---- Items
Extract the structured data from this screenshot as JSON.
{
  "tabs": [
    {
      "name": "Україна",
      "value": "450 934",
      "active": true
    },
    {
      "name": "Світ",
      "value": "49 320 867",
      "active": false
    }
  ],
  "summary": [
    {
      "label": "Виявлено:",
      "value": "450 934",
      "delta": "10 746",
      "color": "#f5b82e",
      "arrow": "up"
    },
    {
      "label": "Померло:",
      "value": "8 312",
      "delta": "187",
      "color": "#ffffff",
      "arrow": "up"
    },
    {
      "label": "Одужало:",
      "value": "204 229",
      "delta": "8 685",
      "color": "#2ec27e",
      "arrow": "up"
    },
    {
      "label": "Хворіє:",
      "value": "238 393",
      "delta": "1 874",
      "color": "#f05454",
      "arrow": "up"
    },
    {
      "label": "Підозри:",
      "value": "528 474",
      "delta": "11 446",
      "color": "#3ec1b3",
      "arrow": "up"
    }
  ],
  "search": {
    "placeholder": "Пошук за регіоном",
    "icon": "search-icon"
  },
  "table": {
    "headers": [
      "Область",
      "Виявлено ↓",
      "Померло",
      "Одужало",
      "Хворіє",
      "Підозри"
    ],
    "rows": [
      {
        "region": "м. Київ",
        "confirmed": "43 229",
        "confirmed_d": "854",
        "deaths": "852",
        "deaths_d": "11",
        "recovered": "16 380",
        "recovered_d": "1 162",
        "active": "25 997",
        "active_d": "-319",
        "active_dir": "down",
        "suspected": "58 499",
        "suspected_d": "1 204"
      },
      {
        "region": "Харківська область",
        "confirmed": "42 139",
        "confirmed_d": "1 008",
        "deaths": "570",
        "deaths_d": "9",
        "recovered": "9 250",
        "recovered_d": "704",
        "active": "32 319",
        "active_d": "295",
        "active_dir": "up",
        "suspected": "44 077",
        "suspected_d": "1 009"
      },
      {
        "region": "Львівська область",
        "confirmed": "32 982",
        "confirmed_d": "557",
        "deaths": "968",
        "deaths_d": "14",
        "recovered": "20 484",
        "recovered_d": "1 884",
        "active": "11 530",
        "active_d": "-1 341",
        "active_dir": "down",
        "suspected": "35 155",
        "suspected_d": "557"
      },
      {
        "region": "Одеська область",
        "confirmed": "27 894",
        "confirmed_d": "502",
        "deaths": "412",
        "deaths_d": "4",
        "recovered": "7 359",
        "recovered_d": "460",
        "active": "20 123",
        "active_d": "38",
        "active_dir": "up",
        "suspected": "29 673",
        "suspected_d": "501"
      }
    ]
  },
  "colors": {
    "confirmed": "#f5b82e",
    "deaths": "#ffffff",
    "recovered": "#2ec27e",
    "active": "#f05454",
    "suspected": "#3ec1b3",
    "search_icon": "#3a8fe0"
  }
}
--------
Copy every line of the listing that includes the string "label".

      "label": "Виявлено:",
      "label": "Померло:",
      "label": "Одужало:",
      "label": "Хворіє:",
      "label": "Підозри:",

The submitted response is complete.